# Task instructions
Reply with one number only: the count of lines below that contain the word "this".

>> START Data lines

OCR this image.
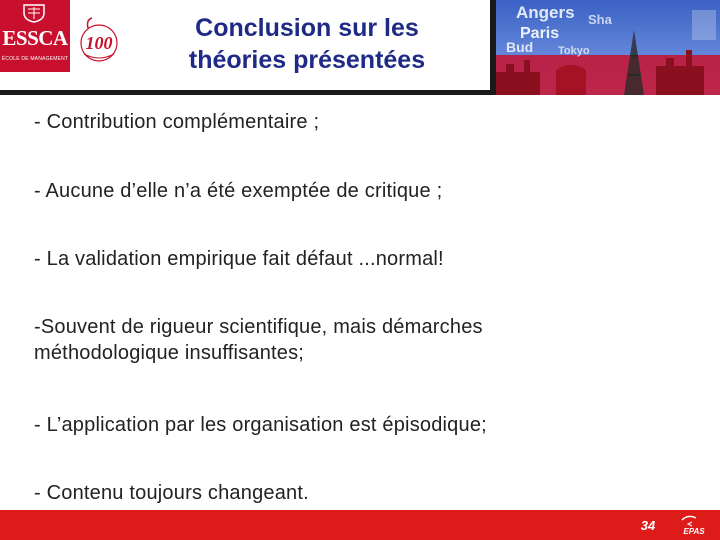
ESSCA
ÉCOLE DE MANAGEMENT
100
Conclusion sur les
théories présentées
Angers Sha
Paris
Bud Tokyo
- Contribution complémentaire ;
- Aucune d’elle n’a été exemptée de critique ;
- La validation empirique fait défaut ...normal!
-Souvent de rigueur scientifique, mais démarches
méthodologique insuffisantes;
- L’application par les organisation est épisodique;
- Contenu toujours changeant.
34	EPAS
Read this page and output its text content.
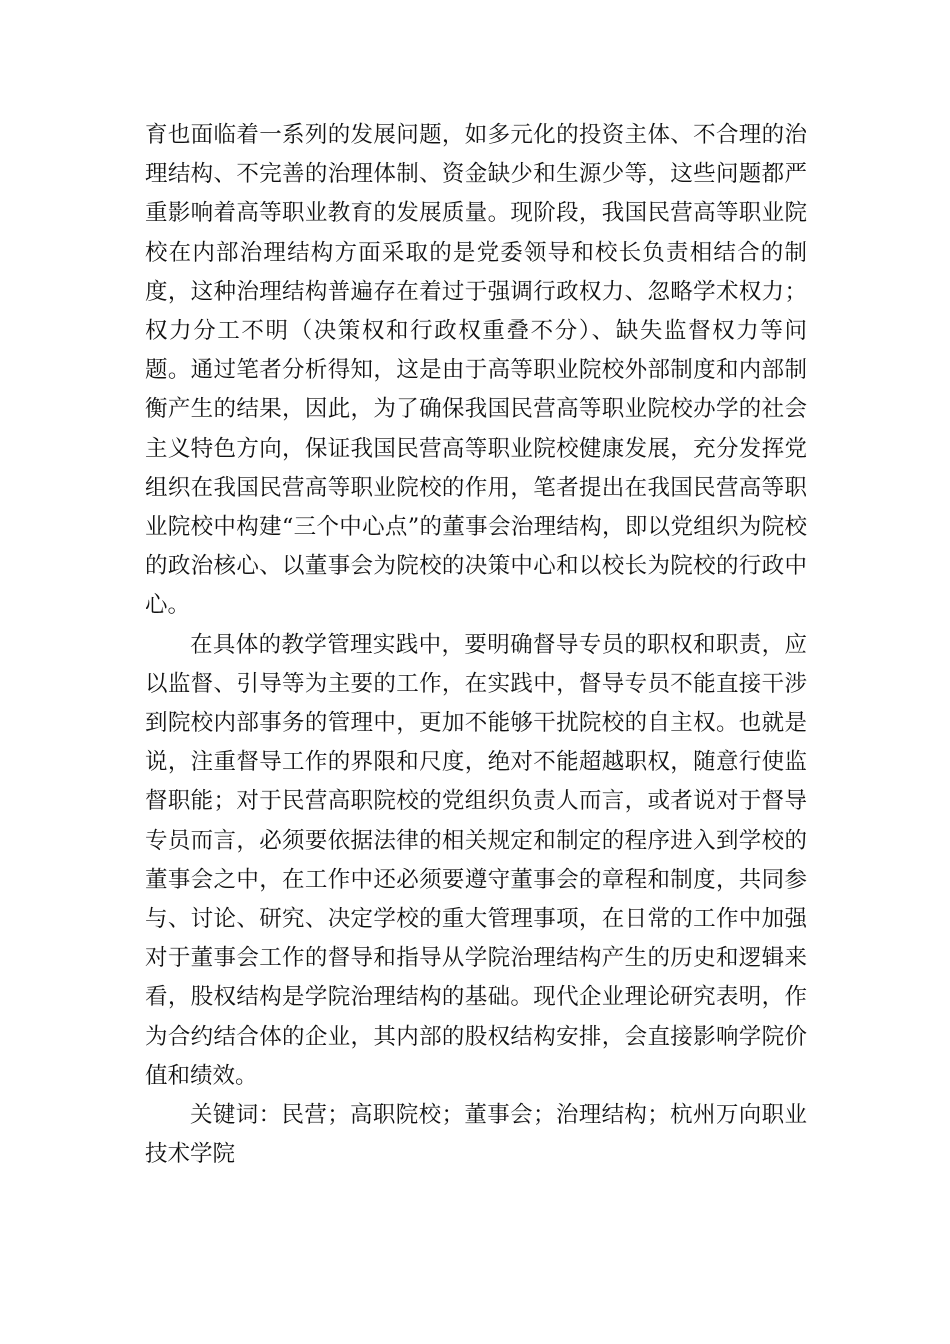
育也面临着一系列的发展问题，如多元化的投资主体、不合理的治理结构、不完善的治理体制、资金缺少和生源少等，这些问题都严重影响着高等职业教育的发展质量。现阶段，我国民营高等职业院校在内部治理结构方面采取的是党委领导和校长负责相结合的制度，这种治理结构普遍存在着过于强调行政权力、忽略学术权力；权力分工不明（决策权和行政权重叠不分）、缺失监督权力等问题。通过笔者分析得知，这是由于高等职业院校外部制度和内部制衡产生的结果，因此，为了确保我国民营高等职业院校办学的社会主义特色方向，保证我国民营高等职业院校健康发展，充分发挥党组织在我国民营高等职业院校的作用，笔者提出在我国民营高等职业院校中构建“三个中心点”的董事会治理结构，即以党组织为院校的政治核心、以董事会为院校的决策中心和以校长为院校的行政中心。

在具体的教学管理实践中，要明确督导专员的职权和职责，应以监督、引导等为主要的工作，在实践中，督导专员不能直接干涉到院校内部事务的管理中，更加不能够干扰院校的自主权。也就是说，注重督导工作的界限和尺度，绝对不能超越职权，随意行使监督职能；对于民营高职院校的党组织负责人而言，或者说对于督导专员而言，必须要依据法律的相关规定和制定的程序进入到学校的董事会之中，在工作中还必须要遵守董事会的章程和制度，共同参与、讨论、研究、决定学校的重大管理事项，在日常的工作中加强对于董事会工作的督导和指导从学院治理结构产生的历史和逻辑来看，股权结构是学院治理结构的基础。现代企业理论研究表明，作为合约结合体的企业，其内部的股权结构安排，会直接影响学院价值和绩效。

关键词：民营；高职院校；董事会；治理结构；杭州万向职业技术学院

>> END Data lines

# Response below
2